-- SHORT PROBLEM --
Tally the lines of the listing that contain the string "circuito". Give the number and nothing else.
# # # # # # #
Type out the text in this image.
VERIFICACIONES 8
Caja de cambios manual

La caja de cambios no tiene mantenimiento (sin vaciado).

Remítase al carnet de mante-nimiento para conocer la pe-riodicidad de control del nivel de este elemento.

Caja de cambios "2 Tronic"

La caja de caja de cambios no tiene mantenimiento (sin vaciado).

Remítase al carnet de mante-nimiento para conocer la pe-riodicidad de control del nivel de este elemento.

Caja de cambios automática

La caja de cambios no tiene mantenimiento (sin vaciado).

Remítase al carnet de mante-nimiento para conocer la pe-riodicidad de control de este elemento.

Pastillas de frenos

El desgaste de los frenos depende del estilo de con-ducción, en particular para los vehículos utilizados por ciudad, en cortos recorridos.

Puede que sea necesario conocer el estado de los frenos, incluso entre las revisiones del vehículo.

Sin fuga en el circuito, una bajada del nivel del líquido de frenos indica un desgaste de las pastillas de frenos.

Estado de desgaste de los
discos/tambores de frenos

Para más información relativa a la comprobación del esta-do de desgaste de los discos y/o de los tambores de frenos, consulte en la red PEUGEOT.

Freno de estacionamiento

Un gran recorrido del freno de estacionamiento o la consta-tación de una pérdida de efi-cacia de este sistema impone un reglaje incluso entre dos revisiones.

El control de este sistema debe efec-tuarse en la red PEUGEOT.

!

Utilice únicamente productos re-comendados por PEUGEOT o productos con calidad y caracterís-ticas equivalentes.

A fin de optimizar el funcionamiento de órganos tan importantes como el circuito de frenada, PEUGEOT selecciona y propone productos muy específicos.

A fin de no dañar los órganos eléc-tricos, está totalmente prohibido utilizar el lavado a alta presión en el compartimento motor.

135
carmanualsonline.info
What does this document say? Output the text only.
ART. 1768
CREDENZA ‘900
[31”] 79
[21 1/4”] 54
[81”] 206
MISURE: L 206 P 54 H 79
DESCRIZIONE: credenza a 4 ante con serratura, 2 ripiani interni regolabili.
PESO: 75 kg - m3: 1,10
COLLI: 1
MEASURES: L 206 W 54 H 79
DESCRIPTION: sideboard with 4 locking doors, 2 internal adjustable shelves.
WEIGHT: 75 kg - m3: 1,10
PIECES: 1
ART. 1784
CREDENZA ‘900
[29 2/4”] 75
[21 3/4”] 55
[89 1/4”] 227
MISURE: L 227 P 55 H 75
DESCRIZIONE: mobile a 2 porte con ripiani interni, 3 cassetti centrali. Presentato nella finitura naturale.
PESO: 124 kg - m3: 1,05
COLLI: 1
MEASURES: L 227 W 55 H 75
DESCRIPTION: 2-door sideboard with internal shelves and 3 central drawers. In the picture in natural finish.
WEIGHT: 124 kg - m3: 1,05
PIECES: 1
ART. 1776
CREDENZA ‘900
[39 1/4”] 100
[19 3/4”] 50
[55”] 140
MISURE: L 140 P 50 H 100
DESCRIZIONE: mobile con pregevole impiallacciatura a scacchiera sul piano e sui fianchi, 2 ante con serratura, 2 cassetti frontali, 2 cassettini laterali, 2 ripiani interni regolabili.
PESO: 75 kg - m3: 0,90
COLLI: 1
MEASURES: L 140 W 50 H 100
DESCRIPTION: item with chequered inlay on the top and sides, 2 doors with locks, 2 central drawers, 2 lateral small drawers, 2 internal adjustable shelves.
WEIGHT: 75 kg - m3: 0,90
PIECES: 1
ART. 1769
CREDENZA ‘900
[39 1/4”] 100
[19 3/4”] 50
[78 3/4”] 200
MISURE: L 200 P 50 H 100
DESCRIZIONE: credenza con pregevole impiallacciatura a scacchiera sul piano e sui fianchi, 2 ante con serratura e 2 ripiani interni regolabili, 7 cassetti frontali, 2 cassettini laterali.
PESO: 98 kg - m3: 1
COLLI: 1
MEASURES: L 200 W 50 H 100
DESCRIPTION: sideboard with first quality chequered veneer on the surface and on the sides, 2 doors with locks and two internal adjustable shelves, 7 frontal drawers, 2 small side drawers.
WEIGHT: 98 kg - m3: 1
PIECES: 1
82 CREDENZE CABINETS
# # # # # # #
-- REPLY --
2